* [Aim] Leave out the pictures and reproduce all of the data exactly.

* [Data excerpts]
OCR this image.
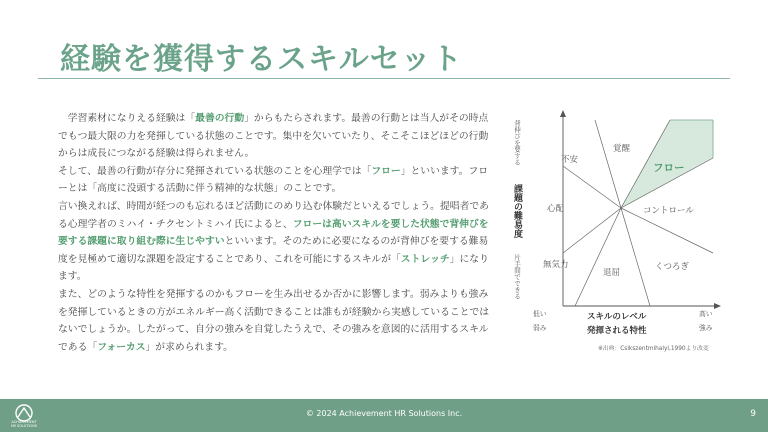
経験を獲得するスキルセット

　学習素材になりえる経験は「最善の行動」からもたらされます。最善の行動とは当人がその時点でもつ最大限の力を発揮している状態のことです。集中を欠いていたり、そこそこほどほどの行動からは成長につながる経験は得られません。

そして、最善の行動が存分に発揮されている状態のことを心理学では「フロー」といいます。フローとは「高度に没頭する活動に伴う精神的な状態」のことです。

言い換えれば、時間が経つのも忘れるほど活動にのめり込む体験だといえるでしょう。提唱者である心理学者のミハイ・チクセントミハイ氏によると、フローは高いスキルを要した状態で背伸びを要する課題に取り組む際に生じやすいといいます。そのために必要になるのが背伸びを要する難易度を見極めて適切な課題を設定することであり、これを可能にするスキルが「ストレッチ」になります。

また、どのような特性を発揮するのかもフローを生み出せるか否かに影響します。弱みよりも強みを発揮しているときの方がエネルギー高く活動できることは誰もが経験から実感していることではないでしょうか。したがって、自分の強みを自覚したうえで、その強みを意図的に活用するスキルである「フォーカス」が求められます。

背伸びを要する
課題の難易度
片手間でできる
不安
覚醒
フロー
心配	コントロール
無気力
退屈
くつろぎ
低い
弱み
高い
強み
スキルのレベル
発揮される特性
※出典：Csikszentmihalyi,1990より改変
ACHIEVEMENT HR SOLUTIONS
© 2024 Achievement HR Solutions Inc.	9
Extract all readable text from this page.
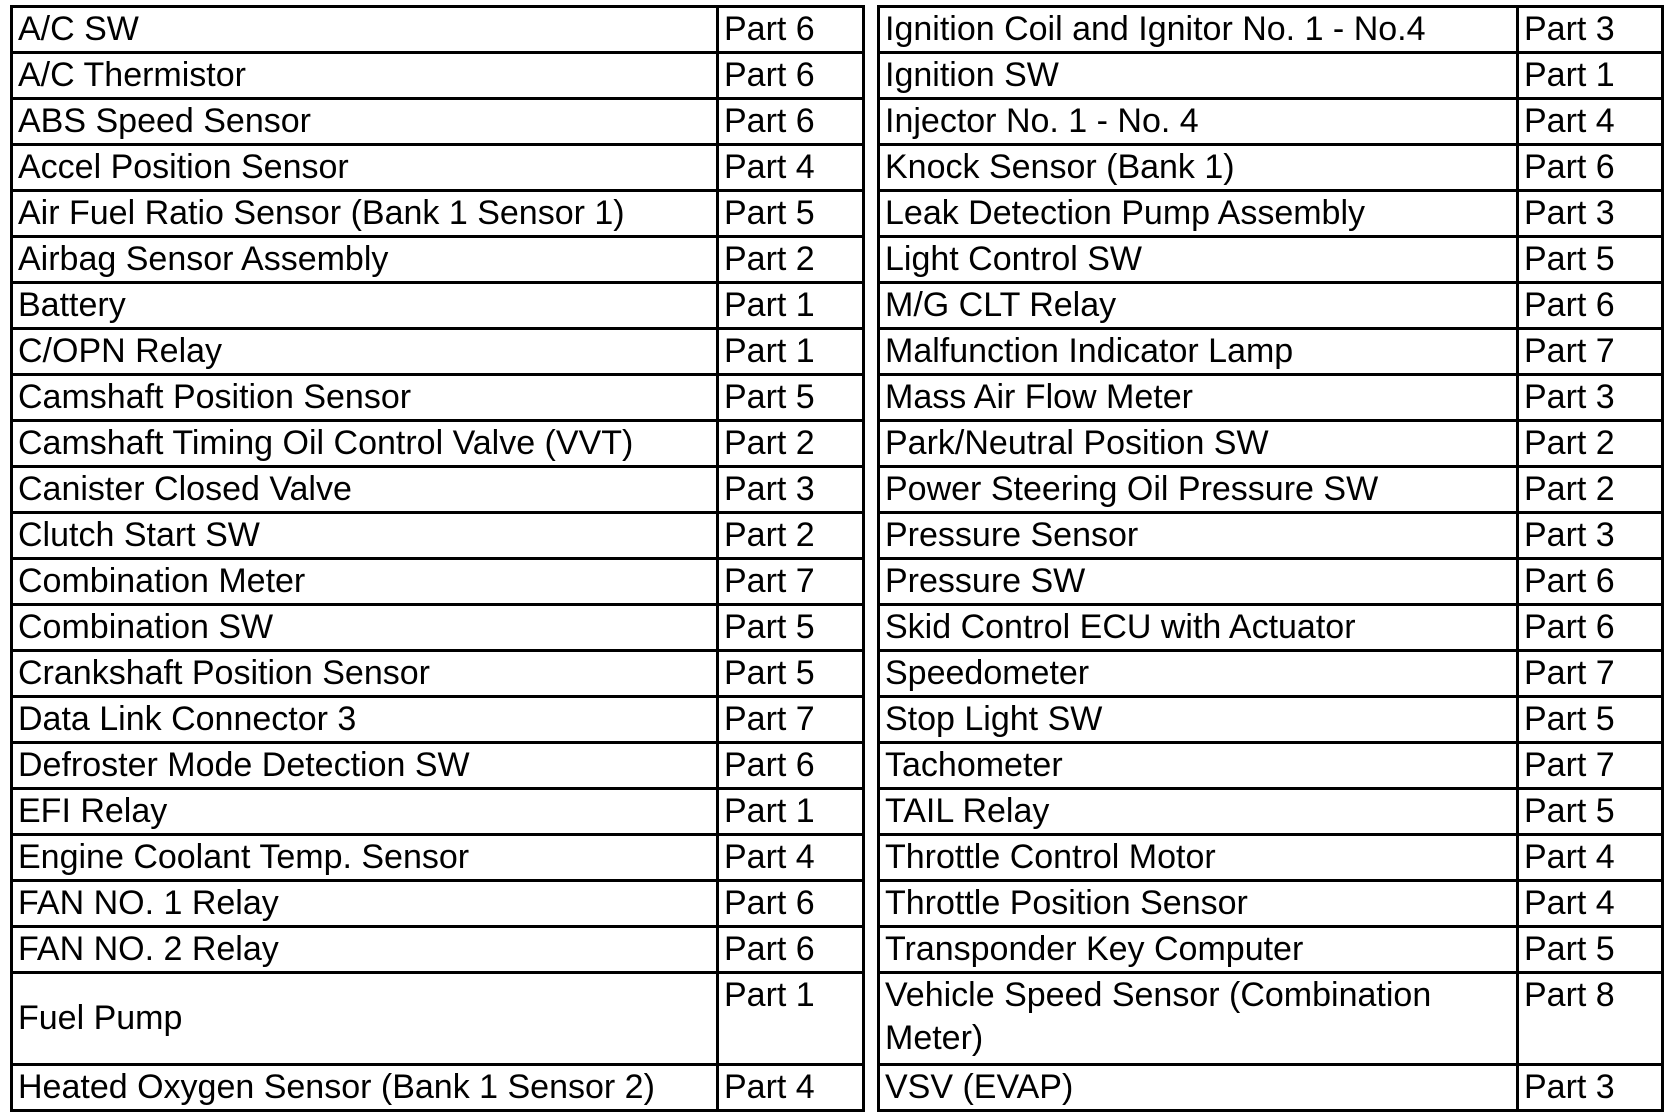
A/C SW	Part 6
A/C Thermistor	Part 6
ABS Speed Sensor	Part 6
Accel Position Sensor	Part 4
Air Fuel Ratio Sensor (Bank 1 Sensor 1)	Part 5
Airbag Sensor Assembly	Part 2
Battery	Part 1
C/OPN Relay	Part 1
Camshaft Position Sensor	Part 5
Camshaft Timing Oil Control Valve (VVT)	Part 2
Canister Closed Valve	Part 3
Clutch Start SW	Part 2
Combination Meter	Part 7
Combination SW	Part 5
Crankshaft Position Sensor	Part 5
Data Link Connector 3	Part 7
Defroster Mode Detection SW	Part 6
EFI Relay	Part 1
Engine Coolant Temp. Sensor	Part 4
FAN NO. 1 Relay	Part 6
FAN NO. 2 Relay	Part 6
Fuel Pump	Part 1
Heated Oxygen Sensor (Bank 1 Sensor 2)	Part 4
Ignition Coil and Ignitor No. 1 - No.4	Part 3
Ignition SW	Part 1
Injector No. 1 - No. 4	Part 4
Knock Sensor (Bank 1)	Part 6
Leak Detection Pump Assembly	Part 3
Light Control SW	Part 5
M/G CLT Relay	Part 6
Malfunction Indicator Lamp	Part 7
Mass Air Flow Meter	Part 3
Park/Neutral Position SW	Part 2
Power Steering Oil Pressure SW	Part 2
Pressure Sensor	Part 3
Pressure SW	Part 6
Skid Control ECU with Actuator	Part 6
Speedometer	Part 7
Stop Light SW	Part 5
Tachometer	Part 7
TAIL Relay	Part 5
Throttle Control Motor	Part 4
Throttle Position Sensor	Part 4
Transponder Key Computer	Part 5
Vehicle Speed Sensor (Combination Meter)	Part 8
VSV (EVAP)	Part 3
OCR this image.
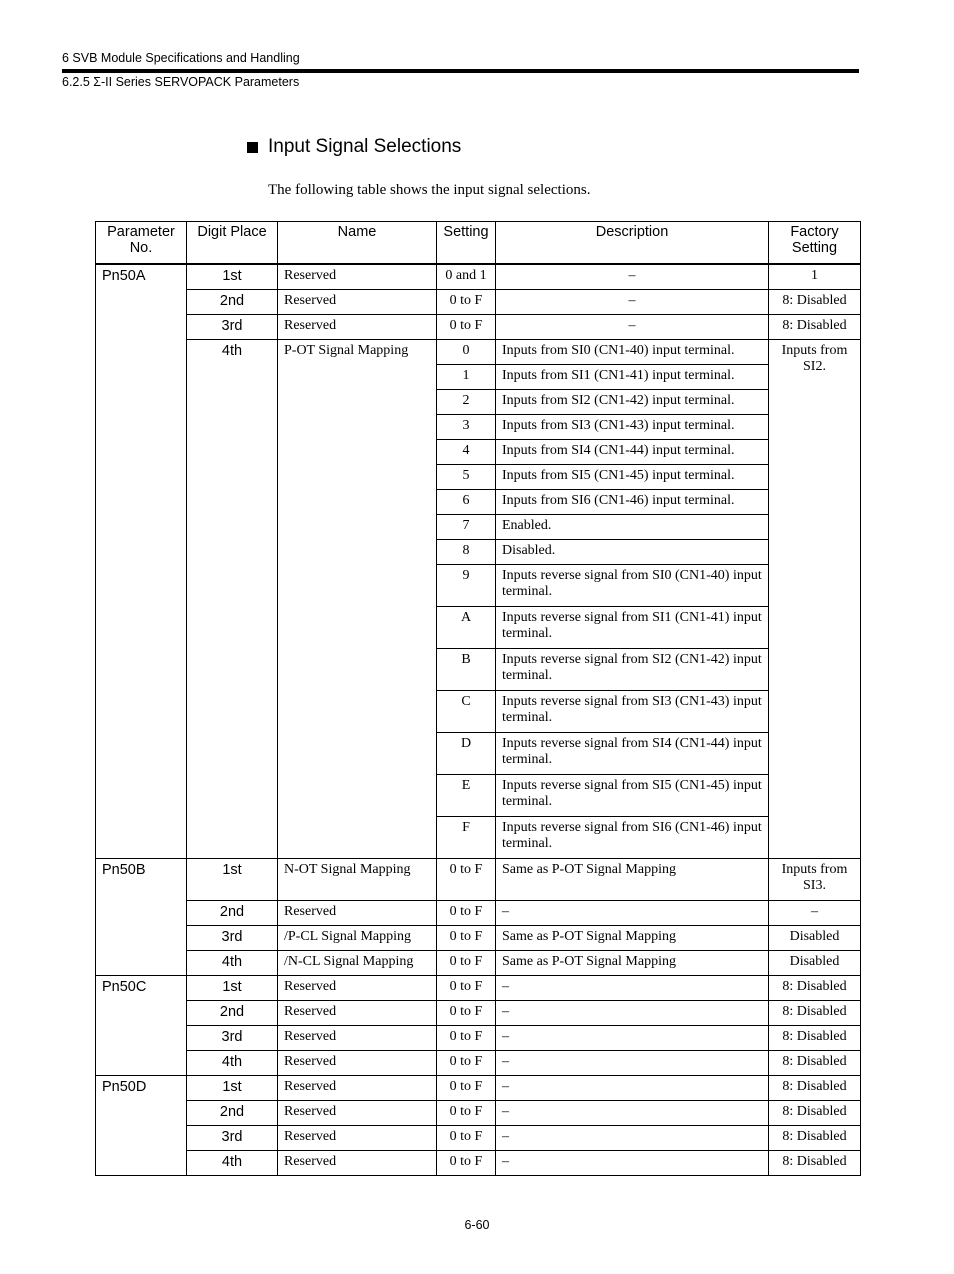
6 SVB Module Specifications and Handling
6.2.5 Σ-II Series SERVOPACK Parameters
Input Signal Selections
The following table shows the input signal selections.
Parameter No.	Digit Place	Name	Setting	Description	Factory Setting
Pn50A	1st	Reserved	0 and 1	–	1
	2nd	Reserved	0 to F	–	8: Disabled
	3rd	Reserved	0 to F	–	8: Disabled
	4th	P-OT Signal Mapping	0	Inputs from SI0 (CN1-40) input terminal.	Inputs from SI2.
			1	Inputs from SI1 (CN1-41) input terminal.	
			2	Inputs from SI2 (CN1-42) input terminal.	
			3	Inputs from SI3 (CN1-43) input terminal.	
			4	Inputs from SI4 (CN1-44) input terminal.	
			5	Inputs from SI5 (CN1-45) input terminal.	
			6	Inputs from SI6 (CN1-46) input terminal.	
			7	Enabled.	
			8	Disabled.	
			9	Inputs reverse signal from SI0 (CN1-40) input terminal.	
			A	Inputs reverse signal from SI1 (CN1-41) input terminal.	
			B	Inputs reverse signal from SI2 (CN1-42) input terminal.	
			C	Inputs reverse signal from SI3 (CN1-43) input terminal.	
			D	Inputs reverse signal from SI4 (CN1-44) input terminal.	
			E	Inputs reverse signal from SI5 (CN1-45) input terminal.	
			F	Inputs reverse signal from SI6 (CN1-46) input terminal.	
Pn50B	1st	N-OT Signal Mapping	0 to F	Same as P-OT Signal Mapping	Inputs from SI3.
	2nd	Reserved	0 to F	–	–
	3rd	/P-CL Signal Mapping	0 to F	Same as P-OT Signal Mapping	Disabled
	4th	/N-CL Signal Mapping	0 to F	Same as P-OT Signal Mapping	Disabled
Pn50C	1st	Reserved	0 to F	–	8: Disabled
	2nd	Reserved	0 to F	–	8: Disabled
	3rd	Reserved	0 to F	–	8: Disabled
	4th	Reserved	0 to F	–	8: Disabled
Pn50D	1st	Reserved	0 to F	–	8: Disabled
	2nd	Reserved	0 to F	–	8: Disabled
	3rd	Reserved	0 to F	–	8: Disabled
	4th	Reserved	0 to F	–	8: Disabled
6-60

* [Correct response]
OCR this image.
経験を獲得するスキルセット

　学習素材になりえる経験は「最善の行動」からもたらされます。最善の行動とは当人がその時点でもつ最大限の力を発揮している状態のことです。集中を欠いていたり、そこそこほどほどの行動からは成長につながる経験は得られません。

そして、最善の行動が存分に発揮されている状態のことを心理学では「フロー」といいます。フローとは「高度に没頭する活動に伴う精神的な状態」のことです。

言い換えれば、時間が経つのも忘れるほど活動にのめり込む体験だといえるでしょう。提唱者である心理学者のミハイ・チクセントミハイ氏によると、フローは高いスキルを要した状態で背伸びを要する課題に取り組む際に生じやすいといいます。そのために必要になるのが背伸びを要する難易度を見極めて適切な課題を設定することであり、これを可能にするスキルが「ストレッチ」になります。

また、どのような特性を発揮するのかもフローを生み出せるか否かに影響します。弱みよりも強みを発揮しているときの方がエネルギー高く活動できることは誰もが経験から実感していることではないでしょうか。したがって、自分の強みを自覚したうえで、その強みを意図的に活用するスキルである「フォーカス」が求められます。

背伸びを要する
課題の難易度
片手間でできる
不安
覚醒
フロー
心配	コントロール
無気力
退屈
くつろぎ
低い
弱み
高い
強み
スキルのレベル
発揮される特性
※出典：Csikszentmihalyi,1990より改変
ACHIEVEMENT HR SOLUTIONS
© 2024 Achievement HR Solutions Inc.	9
Extract all readable text from this page.
A/C SW	Part 6
A/C Thermistor	Part 6
ABS Speed Sensor	Part 6
Accel Position Sensor	Part 4
Air Fuel Ratio Sensor (Bank 1 Sensor 1)	Part 5
Airbag Sensor Assembly	Part 2
Battery	Part 1
C/OPN Relay	Part 1
Camshaft Position Sensor	Part 5
Camshaft Timing Oil Control Valve (VVT)	Part 2
Canister Closed Valve	Part 3
Clutch Start SW	Part 2
Combination Meter	Part 7
Combination SW	Part 5
Crankshaft Position Sensor	Part 5
Data Link Connector 3	Part 7
Defroster Mode Detection SW	Part 6
EFI Relay	Part 1
Engine Coolant Temp. Sensor	Part 4
FAN NO. 1 Relay	Part 6
FAN NO. 2 Relay	Part 6
Fuel Pump	Part 1
Heated Oxygen Sensor (Bank 1 Sensor 2)	Part 4
Ignition Coil and Ignitor No. 1 - No.4	Part 3
Ignition SW	Part 1
Injector No. 1 - No. 4	Part 4
Knock Sensor (Bank 1)	Part 6
Leak Detection Pump Assembly	Part 3
Light Control SW	Part 5
M/G CLT Relay	Part 6
Malfunction Indicator Lamp	Part 7
Mass Air Flow Meter	Part 3
Park/Neutral Position SW	Part 2
Power Steering Oil Pressure SW	Part 2
Pressure Sensor	Part 3
Pressure SW	Part 6
Skid Control ECU with Actuator	Part 6
Speedometer	Part 7
Stop Light SW	Part 5
Tachometer	Part 7
TAIL Relay	Part 5
Throttle Control Motor	Part 4
Throttle Position Sensor	Part 4
Transponder Key Computer	Part 5
Vehicle Speed Sensor (Combination Meter)	Part 8
VSV (EVAP)	Part 3
OCR this image.
6 SVB Module Specifications and Handling
6.2.5 Σ-II Series SERVOPACK Parameters
Input Signal Selections
The following table shows the input signal selections.
Parameter No.	Digit Place	Name	Setting	Description	Factory Setting
Pn50A	1st	Reserved	0 and 1	–	1
	2nd	Reserved	0 to F	–	8: Disabled
	3rd	Reserved	0 to F	–	8: Disabled
	4th	P-OT Signal Mapping	0	Inputs from SI0 (CN1-40) input terminal.	Inputs from SI2.
			1	Inputs from SI1 (CN1-41) input terminal.	
			2	Inputs from SI2 (CN1-42) input terminal.	
			3	Inputs from SI3 (CN1-43) input terminal.	
			4	Inputs from SI4 (CN1-44) input terminal.	
			5	Inputs from SI5 (CN1-45) input terminal.	
			6	Inputs from SI6 (CN1-46) input terminal.	
			7	Enabled.	
			8	Disabled.	
			9	Inputs reverse signal from SI0 (CN1-40) input terminal.	
			A	Inputs reverse signal from SI1 (CN1-41) input terminal.	
			B	Inputs reverse signal from SI2 (CN1-42) input terminal.	
			C	Inputs reverse signal from SI3 (CN1-43) input terminal.	
			D	Inputs reverse signal from SI4 (CN1-44) input terminal.	
			E	Inputs reverse signal from SI5 (CN1-45) input terminal.	
			F	Inputs reverse signal from SI6 (CN1-46) input terminal.	
Pn50B	1st	N-OT Signal Mapping	0 to F	Same as P-OT Signal Mapping	Inputs from SI3.
	2nd	Reserved	0 to F	–	–
	3rd	/P-CL Signal Mapping	0 to F	Same as P-OT Signal Mapping	Disabled
	4th	/N-CL Signal Mapping	0 to F	Same as P-OT Signal Mapping	Disabled
Pn50C	1st	Reserved	0 to F	–	8: Disabled
	2nd	Reserved	0 to F	–	8: Disabled
	3rd	Reserved	0 to F	–	8: Disabled
	4th	Reserved	0 to F	–	8: Disabled
Pn50D	1st	Reserved	0 to F	–	8: Disabled
	2nd	Reserved	0 to F	–	8: Disabled
	3rd	Reserved	0 to F	–	8: Disabled
	4th	Reserved	0 to F	–	8: Disabled
6-60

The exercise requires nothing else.